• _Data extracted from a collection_
◆ ◆ ◆ ◆

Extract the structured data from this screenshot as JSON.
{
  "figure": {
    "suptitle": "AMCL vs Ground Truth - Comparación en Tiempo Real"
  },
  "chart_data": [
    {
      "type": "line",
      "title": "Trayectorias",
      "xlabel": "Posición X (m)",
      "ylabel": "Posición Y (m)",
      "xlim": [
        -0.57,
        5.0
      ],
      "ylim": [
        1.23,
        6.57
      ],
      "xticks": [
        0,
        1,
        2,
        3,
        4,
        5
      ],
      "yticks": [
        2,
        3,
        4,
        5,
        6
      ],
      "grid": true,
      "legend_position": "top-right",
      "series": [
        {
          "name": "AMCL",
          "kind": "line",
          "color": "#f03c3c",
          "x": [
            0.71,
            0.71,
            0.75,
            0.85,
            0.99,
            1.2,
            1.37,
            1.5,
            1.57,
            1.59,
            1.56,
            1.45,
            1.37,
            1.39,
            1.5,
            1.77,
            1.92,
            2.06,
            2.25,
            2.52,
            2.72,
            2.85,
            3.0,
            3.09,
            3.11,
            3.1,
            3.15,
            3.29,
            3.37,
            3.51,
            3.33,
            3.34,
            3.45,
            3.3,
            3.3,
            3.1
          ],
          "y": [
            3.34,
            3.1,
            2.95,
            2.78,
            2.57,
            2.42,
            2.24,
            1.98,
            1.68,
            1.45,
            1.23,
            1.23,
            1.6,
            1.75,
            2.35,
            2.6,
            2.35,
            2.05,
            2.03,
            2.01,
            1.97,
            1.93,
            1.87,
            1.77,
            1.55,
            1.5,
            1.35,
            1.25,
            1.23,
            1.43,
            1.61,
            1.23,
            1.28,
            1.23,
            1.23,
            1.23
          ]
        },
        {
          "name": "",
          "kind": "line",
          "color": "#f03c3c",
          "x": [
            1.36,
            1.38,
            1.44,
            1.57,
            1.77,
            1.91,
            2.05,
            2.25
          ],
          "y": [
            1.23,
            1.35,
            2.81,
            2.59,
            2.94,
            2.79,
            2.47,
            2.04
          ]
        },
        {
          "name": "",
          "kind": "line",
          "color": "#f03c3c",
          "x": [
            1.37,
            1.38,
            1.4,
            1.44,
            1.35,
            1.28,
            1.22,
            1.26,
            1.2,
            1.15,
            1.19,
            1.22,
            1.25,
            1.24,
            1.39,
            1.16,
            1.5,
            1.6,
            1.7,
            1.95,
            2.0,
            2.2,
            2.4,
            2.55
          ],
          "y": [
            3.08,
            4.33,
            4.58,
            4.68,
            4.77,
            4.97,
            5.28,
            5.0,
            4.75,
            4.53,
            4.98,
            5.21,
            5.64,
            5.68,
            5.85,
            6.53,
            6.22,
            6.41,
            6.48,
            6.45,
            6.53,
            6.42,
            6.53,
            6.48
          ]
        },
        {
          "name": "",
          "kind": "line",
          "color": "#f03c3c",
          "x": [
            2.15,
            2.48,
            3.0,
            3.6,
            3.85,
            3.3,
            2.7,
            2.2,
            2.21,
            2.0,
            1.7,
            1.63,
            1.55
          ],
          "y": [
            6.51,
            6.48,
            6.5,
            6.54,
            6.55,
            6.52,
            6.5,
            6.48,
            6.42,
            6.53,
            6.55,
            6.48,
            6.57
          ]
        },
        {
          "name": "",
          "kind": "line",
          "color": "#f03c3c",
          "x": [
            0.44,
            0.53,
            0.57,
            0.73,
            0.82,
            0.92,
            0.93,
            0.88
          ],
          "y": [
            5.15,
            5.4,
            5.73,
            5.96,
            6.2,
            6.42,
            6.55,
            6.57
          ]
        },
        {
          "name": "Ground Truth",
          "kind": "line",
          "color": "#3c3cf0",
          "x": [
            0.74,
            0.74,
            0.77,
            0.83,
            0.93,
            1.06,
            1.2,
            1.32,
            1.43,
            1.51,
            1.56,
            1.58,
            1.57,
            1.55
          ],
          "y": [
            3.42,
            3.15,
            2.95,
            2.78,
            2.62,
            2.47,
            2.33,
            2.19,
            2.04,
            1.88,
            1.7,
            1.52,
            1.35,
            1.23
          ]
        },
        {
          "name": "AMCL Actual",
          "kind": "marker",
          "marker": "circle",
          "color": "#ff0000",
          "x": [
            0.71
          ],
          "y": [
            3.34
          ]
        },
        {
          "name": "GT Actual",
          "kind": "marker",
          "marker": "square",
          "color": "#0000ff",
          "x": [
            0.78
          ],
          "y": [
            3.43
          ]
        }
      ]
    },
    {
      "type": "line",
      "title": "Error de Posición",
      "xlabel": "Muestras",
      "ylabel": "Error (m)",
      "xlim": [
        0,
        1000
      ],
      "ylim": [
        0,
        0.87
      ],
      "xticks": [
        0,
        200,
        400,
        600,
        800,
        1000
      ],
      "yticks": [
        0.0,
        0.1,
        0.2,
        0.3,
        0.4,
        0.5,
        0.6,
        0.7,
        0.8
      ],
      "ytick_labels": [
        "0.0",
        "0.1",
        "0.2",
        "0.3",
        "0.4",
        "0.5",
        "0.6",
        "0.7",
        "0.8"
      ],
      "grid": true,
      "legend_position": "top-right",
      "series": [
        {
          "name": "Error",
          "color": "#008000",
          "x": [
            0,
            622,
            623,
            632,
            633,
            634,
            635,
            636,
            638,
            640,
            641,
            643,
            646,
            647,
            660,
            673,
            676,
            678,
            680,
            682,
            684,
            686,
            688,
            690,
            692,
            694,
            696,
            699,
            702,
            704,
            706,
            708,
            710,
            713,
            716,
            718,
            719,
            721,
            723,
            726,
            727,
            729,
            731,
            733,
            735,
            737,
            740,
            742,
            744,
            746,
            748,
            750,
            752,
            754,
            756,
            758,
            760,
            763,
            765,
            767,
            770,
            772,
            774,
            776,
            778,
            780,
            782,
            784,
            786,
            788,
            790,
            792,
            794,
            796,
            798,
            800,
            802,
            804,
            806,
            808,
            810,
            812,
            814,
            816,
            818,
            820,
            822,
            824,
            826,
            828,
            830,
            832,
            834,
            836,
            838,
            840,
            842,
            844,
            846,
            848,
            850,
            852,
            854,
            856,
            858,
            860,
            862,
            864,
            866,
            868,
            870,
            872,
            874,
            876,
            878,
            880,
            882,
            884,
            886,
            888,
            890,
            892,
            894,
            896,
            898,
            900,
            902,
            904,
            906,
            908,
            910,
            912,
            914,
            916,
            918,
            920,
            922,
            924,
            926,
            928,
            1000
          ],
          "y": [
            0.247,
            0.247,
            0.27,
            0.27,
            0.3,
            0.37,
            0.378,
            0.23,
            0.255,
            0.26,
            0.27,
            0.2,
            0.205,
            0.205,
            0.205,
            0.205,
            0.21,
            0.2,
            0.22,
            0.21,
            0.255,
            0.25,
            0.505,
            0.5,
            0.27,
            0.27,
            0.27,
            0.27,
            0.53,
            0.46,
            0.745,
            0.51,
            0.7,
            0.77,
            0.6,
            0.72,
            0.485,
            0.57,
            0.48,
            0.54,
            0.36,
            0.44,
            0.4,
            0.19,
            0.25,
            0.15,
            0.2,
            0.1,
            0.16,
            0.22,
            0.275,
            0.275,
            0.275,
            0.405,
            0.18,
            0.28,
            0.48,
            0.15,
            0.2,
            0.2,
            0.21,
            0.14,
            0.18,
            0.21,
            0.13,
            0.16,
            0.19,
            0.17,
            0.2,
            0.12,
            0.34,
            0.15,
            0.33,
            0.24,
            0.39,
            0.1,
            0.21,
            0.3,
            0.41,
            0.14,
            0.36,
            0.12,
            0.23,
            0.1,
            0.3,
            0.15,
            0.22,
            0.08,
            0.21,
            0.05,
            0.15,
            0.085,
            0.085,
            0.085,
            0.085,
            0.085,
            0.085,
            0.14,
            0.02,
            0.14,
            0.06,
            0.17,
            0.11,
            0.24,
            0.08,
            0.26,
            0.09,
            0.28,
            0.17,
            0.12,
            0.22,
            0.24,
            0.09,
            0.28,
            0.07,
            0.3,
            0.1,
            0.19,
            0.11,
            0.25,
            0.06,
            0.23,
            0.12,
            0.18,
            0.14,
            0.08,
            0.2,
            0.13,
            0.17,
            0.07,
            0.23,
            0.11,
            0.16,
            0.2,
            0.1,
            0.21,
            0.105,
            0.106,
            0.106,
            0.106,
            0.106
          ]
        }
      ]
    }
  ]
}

◆ ◆ ◆ ◆

• _Objective_
Look through the material above and work out how many of its lines contain "Posición". State the number only.

• _Answer in full_
3